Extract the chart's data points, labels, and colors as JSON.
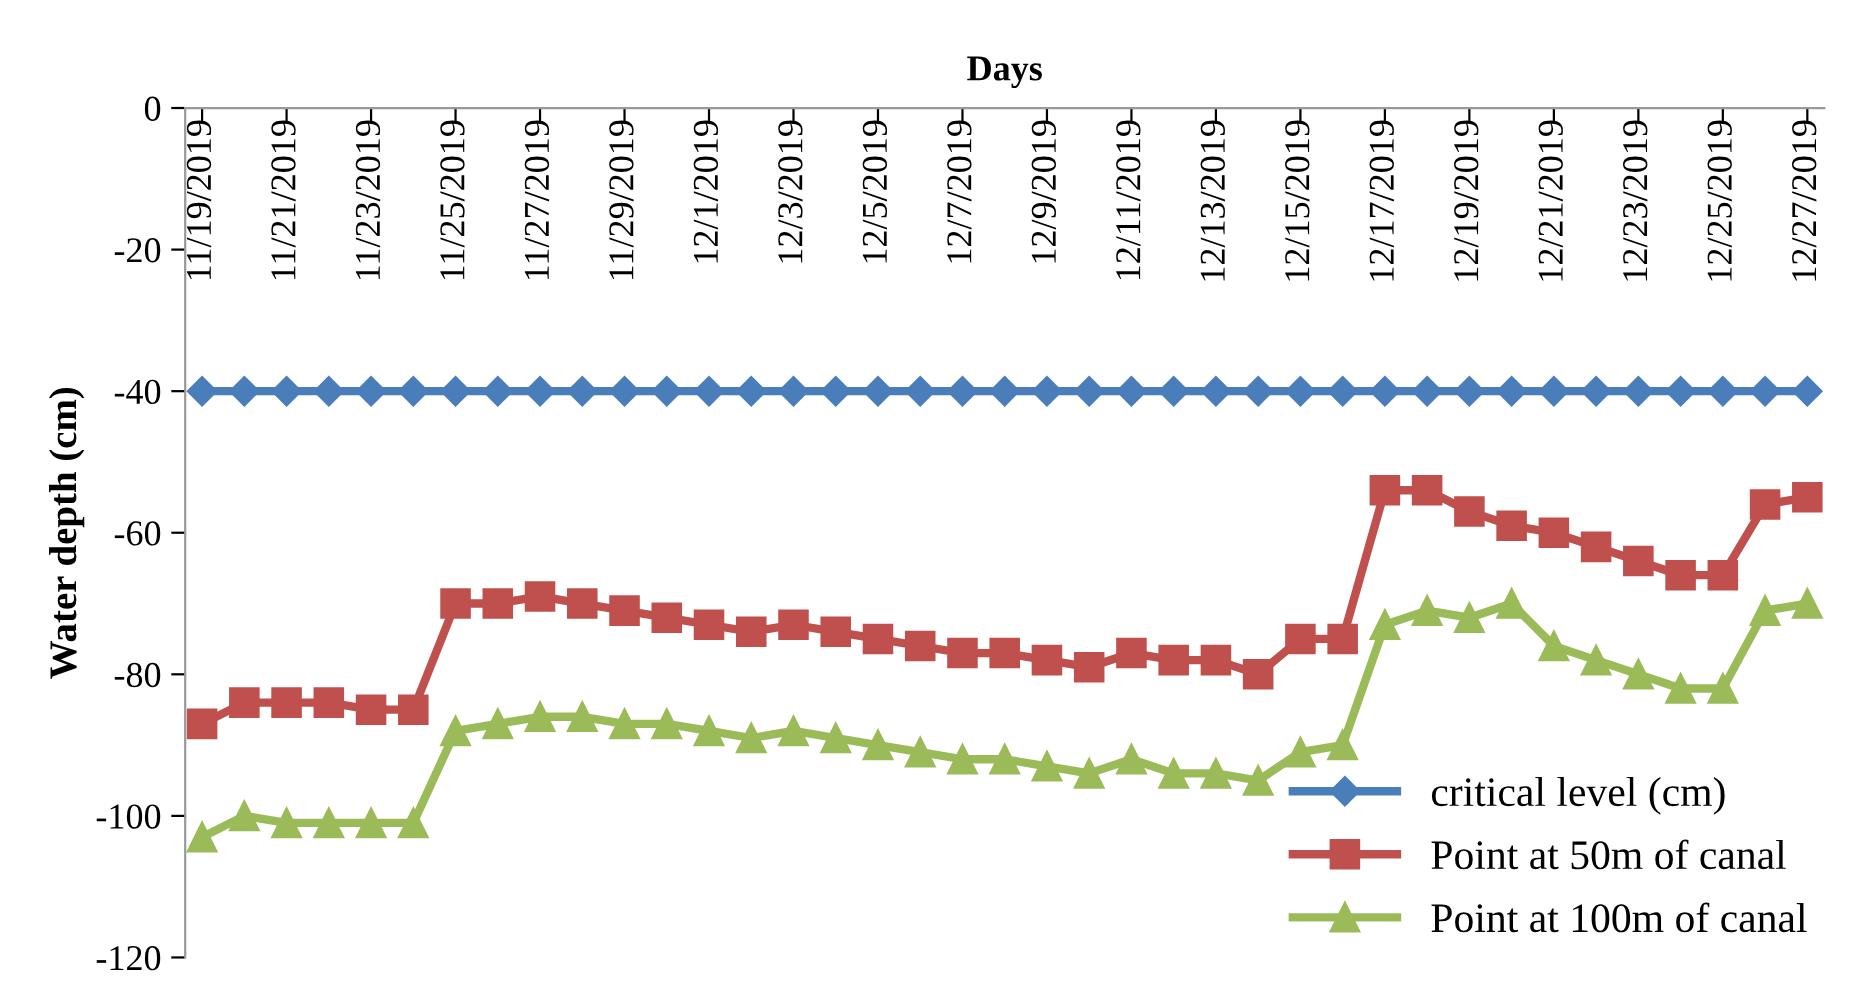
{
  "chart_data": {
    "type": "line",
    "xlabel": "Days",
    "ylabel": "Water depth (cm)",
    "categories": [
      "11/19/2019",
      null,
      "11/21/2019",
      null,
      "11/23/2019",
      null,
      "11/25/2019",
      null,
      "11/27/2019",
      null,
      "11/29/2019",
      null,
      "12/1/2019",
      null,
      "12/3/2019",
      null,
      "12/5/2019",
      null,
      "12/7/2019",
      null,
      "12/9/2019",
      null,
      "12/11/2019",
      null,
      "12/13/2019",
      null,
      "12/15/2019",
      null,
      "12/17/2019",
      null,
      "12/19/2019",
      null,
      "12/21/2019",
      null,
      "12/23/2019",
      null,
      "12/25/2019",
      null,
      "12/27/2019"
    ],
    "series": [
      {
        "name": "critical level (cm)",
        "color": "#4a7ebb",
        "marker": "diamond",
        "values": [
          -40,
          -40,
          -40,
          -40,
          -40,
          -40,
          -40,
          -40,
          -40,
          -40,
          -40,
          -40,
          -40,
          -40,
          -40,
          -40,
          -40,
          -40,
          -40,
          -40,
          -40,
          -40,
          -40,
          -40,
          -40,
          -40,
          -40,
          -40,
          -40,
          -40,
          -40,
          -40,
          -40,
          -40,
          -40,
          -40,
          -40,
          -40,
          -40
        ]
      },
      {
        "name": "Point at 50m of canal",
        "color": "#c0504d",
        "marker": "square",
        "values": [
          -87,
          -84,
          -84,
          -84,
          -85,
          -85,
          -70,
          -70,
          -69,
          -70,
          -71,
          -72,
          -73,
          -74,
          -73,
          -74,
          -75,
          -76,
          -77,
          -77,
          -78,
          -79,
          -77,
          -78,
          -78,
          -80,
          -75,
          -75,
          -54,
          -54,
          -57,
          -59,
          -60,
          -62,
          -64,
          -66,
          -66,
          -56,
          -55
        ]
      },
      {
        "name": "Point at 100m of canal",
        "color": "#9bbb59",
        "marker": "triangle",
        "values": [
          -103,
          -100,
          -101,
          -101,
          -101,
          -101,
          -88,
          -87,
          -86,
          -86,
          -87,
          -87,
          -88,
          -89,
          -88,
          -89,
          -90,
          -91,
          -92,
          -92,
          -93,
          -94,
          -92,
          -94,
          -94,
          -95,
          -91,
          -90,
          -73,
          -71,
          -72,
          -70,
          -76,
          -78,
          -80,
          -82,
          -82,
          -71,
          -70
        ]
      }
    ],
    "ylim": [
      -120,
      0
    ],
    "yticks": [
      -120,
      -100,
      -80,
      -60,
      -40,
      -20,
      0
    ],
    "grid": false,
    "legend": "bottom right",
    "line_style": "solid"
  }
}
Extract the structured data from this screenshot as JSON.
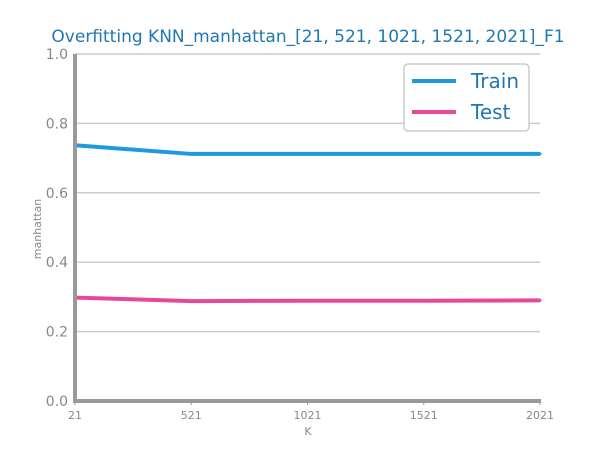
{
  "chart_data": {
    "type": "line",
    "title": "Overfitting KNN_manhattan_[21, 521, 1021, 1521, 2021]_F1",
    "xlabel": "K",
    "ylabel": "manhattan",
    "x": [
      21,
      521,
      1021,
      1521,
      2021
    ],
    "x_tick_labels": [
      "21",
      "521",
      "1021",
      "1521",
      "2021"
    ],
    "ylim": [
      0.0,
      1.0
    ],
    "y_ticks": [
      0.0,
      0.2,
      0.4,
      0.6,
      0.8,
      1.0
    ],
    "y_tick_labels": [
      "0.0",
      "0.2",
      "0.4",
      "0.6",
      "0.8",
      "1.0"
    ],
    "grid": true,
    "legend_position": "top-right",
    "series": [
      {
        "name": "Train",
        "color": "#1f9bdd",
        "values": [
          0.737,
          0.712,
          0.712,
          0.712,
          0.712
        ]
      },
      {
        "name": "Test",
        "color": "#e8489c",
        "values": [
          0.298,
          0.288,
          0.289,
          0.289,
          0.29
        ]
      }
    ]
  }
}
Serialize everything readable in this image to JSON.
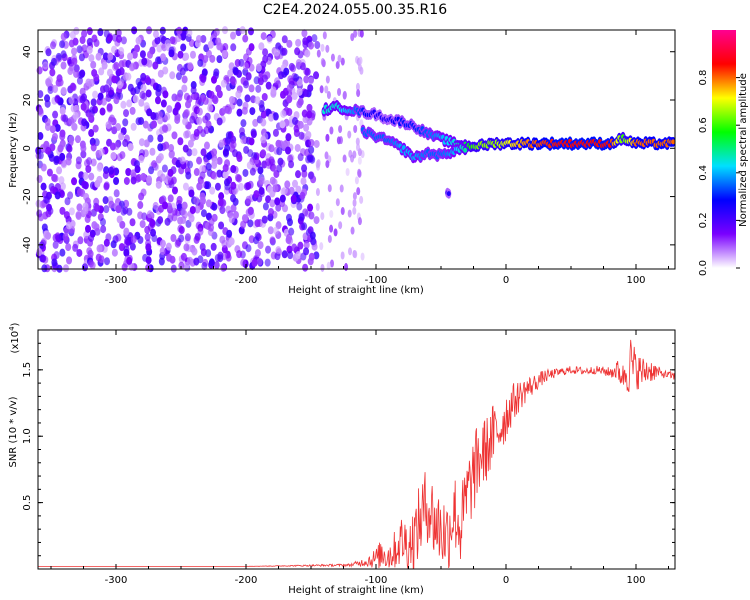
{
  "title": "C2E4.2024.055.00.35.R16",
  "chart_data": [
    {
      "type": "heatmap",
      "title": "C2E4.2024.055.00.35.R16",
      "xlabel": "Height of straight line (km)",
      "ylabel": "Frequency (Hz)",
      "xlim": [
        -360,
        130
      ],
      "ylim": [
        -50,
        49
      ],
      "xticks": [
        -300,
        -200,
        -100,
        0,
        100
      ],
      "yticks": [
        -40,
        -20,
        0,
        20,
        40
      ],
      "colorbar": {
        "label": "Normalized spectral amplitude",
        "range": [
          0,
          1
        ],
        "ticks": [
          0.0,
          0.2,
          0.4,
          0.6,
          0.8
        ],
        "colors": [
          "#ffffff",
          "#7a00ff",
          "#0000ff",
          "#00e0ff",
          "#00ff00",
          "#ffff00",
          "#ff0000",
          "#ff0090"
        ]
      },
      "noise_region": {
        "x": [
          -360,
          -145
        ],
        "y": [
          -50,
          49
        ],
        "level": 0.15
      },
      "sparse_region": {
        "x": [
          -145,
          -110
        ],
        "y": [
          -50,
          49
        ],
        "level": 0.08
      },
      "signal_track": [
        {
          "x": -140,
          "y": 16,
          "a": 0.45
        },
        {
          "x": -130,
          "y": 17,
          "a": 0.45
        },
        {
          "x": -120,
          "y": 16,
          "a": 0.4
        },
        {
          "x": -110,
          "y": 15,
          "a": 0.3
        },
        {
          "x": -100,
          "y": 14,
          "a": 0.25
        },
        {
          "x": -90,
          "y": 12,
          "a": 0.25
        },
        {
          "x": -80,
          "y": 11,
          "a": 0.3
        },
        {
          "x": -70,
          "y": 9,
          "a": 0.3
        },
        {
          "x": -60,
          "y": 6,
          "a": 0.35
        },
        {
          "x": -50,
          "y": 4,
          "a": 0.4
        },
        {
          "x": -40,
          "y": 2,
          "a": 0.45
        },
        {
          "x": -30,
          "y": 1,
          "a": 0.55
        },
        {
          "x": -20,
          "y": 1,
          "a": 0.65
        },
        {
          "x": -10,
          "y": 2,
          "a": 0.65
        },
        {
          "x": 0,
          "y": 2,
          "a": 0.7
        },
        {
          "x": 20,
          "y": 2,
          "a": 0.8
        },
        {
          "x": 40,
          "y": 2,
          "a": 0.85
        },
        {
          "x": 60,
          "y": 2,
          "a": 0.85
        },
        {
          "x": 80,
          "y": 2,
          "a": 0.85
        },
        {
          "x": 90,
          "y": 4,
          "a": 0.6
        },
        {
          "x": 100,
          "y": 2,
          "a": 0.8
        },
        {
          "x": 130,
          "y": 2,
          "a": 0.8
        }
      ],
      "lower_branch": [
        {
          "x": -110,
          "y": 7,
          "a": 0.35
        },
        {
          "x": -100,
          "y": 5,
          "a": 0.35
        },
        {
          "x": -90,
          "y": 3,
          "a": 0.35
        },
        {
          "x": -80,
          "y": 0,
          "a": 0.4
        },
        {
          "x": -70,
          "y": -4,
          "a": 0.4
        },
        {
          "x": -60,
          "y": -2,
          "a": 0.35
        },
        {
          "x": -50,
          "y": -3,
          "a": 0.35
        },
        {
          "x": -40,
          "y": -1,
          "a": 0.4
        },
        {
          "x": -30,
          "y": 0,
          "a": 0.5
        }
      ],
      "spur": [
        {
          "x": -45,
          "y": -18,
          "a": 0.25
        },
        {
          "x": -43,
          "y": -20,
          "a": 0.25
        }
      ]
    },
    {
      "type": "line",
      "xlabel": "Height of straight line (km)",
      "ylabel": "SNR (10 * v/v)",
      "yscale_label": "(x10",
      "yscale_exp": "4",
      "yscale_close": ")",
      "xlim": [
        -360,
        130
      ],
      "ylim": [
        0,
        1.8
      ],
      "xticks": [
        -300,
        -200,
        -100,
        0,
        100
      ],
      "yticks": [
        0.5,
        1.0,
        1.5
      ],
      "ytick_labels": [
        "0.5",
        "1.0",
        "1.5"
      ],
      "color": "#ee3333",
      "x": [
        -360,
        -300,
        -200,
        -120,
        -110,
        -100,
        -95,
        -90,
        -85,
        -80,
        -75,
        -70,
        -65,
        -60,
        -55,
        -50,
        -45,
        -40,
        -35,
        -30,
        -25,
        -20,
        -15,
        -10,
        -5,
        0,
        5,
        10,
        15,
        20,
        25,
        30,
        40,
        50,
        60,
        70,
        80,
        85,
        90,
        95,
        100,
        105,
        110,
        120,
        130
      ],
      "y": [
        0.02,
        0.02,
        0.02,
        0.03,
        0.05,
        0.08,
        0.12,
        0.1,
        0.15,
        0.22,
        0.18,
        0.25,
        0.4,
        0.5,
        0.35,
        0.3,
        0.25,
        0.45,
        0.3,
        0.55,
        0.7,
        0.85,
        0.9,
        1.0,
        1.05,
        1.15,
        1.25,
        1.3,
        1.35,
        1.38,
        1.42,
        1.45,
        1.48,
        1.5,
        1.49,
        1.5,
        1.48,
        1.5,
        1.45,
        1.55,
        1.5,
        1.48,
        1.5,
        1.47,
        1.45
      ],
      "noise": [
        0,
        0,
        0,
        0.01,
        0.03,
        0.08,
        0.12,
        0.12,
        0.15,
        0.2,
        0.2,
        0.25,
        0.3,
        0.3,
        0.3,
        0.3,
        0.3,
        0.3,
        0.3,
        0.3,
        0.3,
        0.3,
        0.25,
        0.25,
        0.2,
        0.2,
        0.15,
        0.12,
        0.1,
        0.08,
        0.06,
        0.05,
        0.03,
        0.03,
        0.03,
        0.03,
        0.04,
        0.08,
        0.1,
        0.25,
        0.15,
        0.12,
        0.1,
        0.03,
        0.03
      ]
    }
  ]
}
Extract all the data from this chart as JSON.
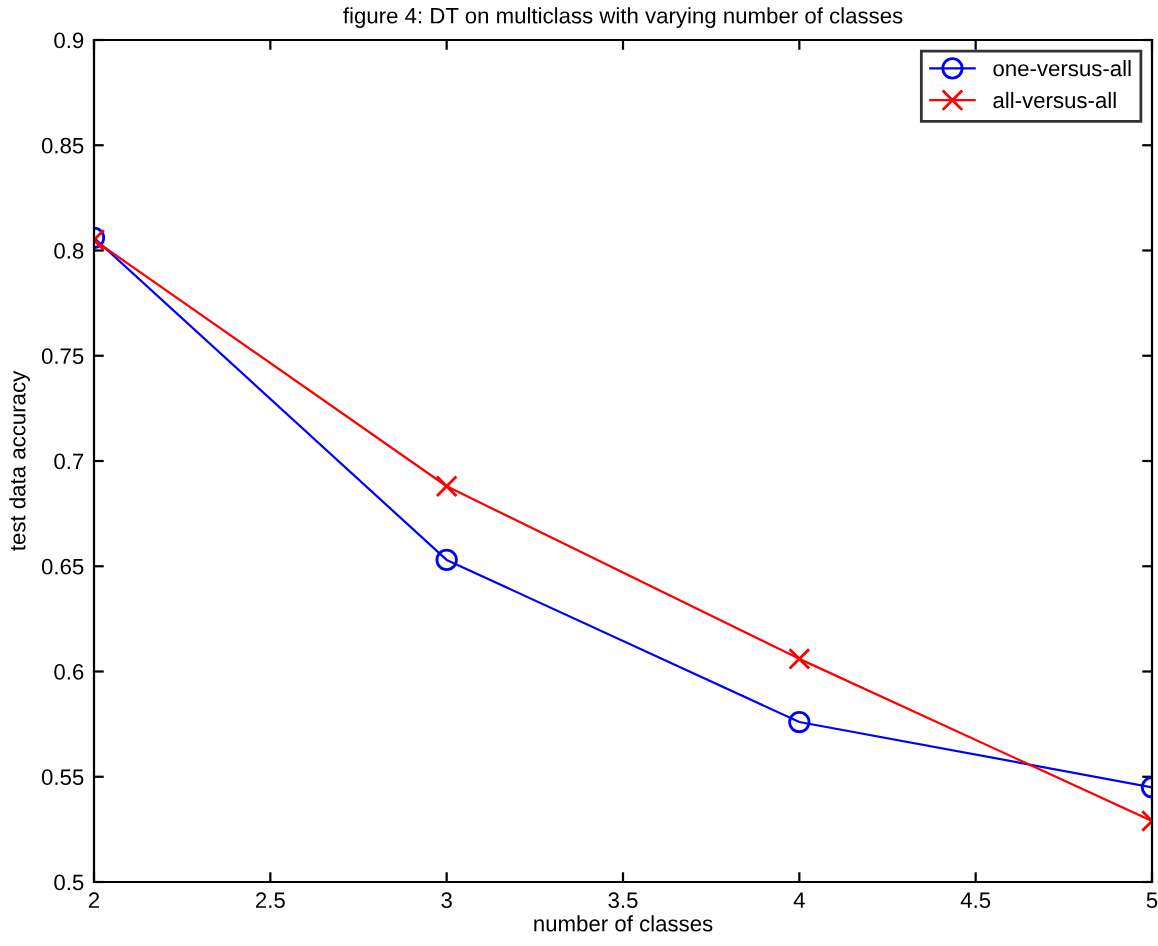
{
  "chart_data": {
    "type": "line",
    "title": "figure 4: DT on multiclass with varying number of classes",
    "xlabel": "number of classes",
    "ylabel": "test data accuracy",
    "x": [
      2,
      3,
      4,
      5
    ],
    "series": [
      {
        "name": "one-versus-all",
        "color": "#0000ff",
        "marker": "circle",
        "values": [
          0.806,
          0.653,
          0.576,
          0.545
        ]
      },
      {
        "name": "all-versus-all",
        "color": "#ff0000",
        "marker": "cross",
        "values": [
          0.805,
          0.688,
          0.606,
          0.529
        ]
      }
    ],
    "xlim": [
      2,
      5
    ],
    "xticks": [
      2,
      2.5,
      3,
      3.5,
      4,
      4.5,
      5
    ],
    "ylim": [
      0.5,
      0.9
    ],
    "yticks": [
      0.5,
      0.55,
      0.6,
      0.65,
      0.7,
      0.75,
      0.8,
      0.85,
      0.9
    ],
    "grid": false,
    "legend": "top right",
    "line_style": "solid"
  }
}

* Problem: List all lines where "JSON" occurs.

* Task answer:
Extract the chart's data points, labels, and colors as JSON.
Extract the structured data from this screenshot as JSON.
Serialize everything readable in this image to JSON.
Extract all the data from this chart as JSON.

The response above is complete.